------ PROVIDED MATERIAL
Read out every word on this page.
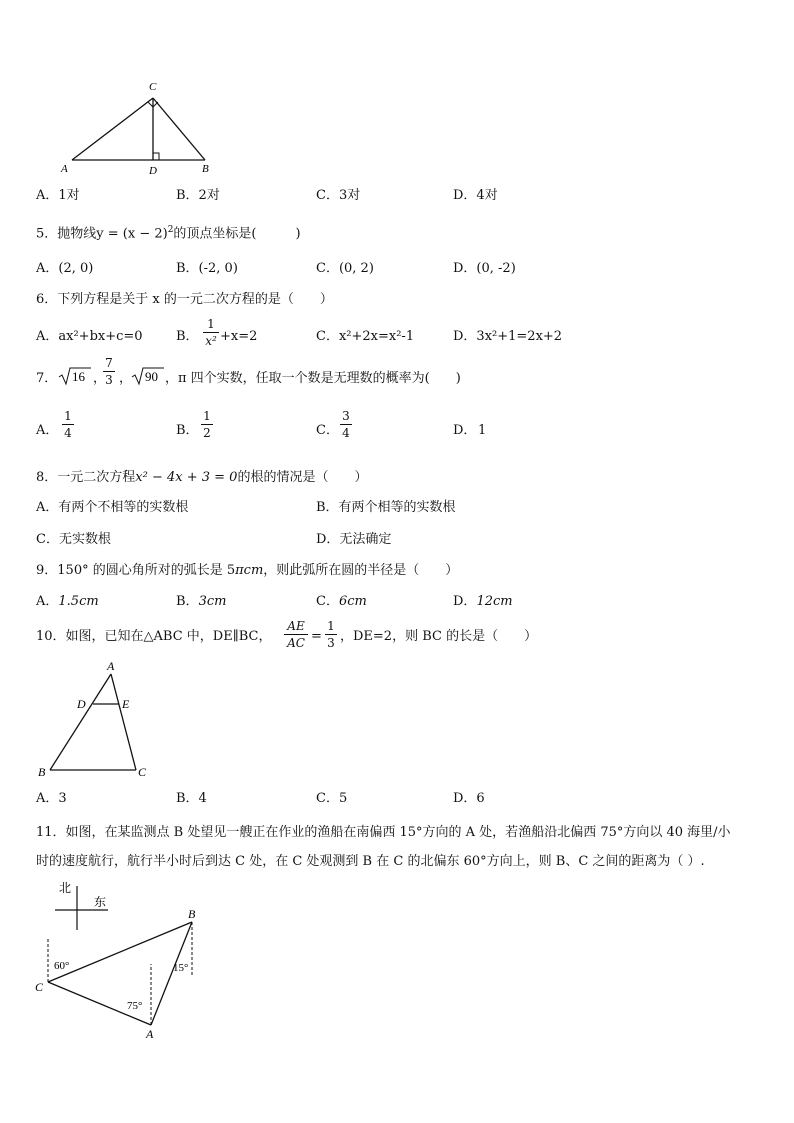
C
A	D	B
A．1对	B．2对	C．3对	D．4对
5．抛物线$y = (x - 2)^2$的顶点坐标是(　　　)
A．(2, 0)	B．(-2, 0)	C．(0, 2)	D．(0, -2)
6．下列方程是关于 x 的一元二次方程的是（　　）
A．ax²+bx+c=0	B．
1
x² +x=2	C．x²+2x=x²-1	D．3x²+1=2x+2
7． 16 ，
7
3 ， 90 ，π 四个实数，任取一个数是无理数的概率为(　　)
A．
1
4	B．
1
2	C．
3
4	D． 1
8．一元二次方程x² − 4x + 3 = 0的根的情况是（　　）
A．有两个不相等的实数根	B．有两个相等的实数根
C．无实数根	D．无法确定
9．150° 的圆心角所对的弧长是 5πcm，则此弧所在圆的半径是（　　）
A．1.5cm	B．3cm	C．6cm	D．12cm
10．如图，已知在△ABC 中，DE∥BC，
AE
AC =
1
3 ，DE=2，则 BC 的长是（　　）
A
D	E
B	C
A．3	B．4	C．5	D．6
11．如图，在某监测点 B 处望见一艘正在作业的渔船在南偏西 15°方向的 A 处，若渔船沿北偏西 75°方向以 40 海里/小
时的速度航行，航行半小时后到达 C 处，在 C 处观测到 B 在 C 的北偏东 60°方向上，则 B、C 之间的距离为（ ）.
北
东
B
C
A
60°	15°
75°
------------
Your task is to transcribe all of the records precisely, with no images included.

● SOLUTION TO THE EXERCISE:
Read out every word on this page.
C
A	D	B
A．1对	B．2对	C．3对	D．4对
5．抛物线$y = (x - 2)^2$的顶点坐标是(　　　)
A．(2, 0)	B．(-2, 0)	C．(0, 2)	D．(0, -2)
6．下列方程是关于 x 的一元二次方程的是（　　）
A．ax²+bx+c=0	B．
1
x² +x=2	C．x²+2x=x²-1	D．3x²+1=2x+2
7． 16 ，
7
3 ， 90 ，π 四个实数，任取一个数是无理数的概率为(　　)
A．
1
4	B．
1
2	C．
3
4	D． 1
8．一元二次方程x² − 4x + 3 = 0的根的情况是（　　）
A．有两个不相等的实数根	B．有两个相等的实数根
C．无实数根	D．无法确定
9．150° 的圆心角所对的弧长是 5πcm，则此弧所在圆的半径是（　　）
A．1.5cm	B．3cm	C．6cm	D．12cm
10．如图，已知在△ABC 中，DE∥BC，
AE
AC =
1
3 ，DE=2，则 BC 的长是（　　）
A
D	E
B	C
A．3	B．4	C．5	D．6
11．如图，在某监测点 B 处望见一艘正在作业的渔船在南偏西 15°方向的 A 处，若渔船沿北偏西 75°方向以 40 海里/小
时的速度航行，航行半小时后到达 C 处，在 C 处观测到 B 在 C 的北偏东 60°方向上，则 B、C 之间的距离为（ ）.
北
东
B
C
A
60°	15°
75°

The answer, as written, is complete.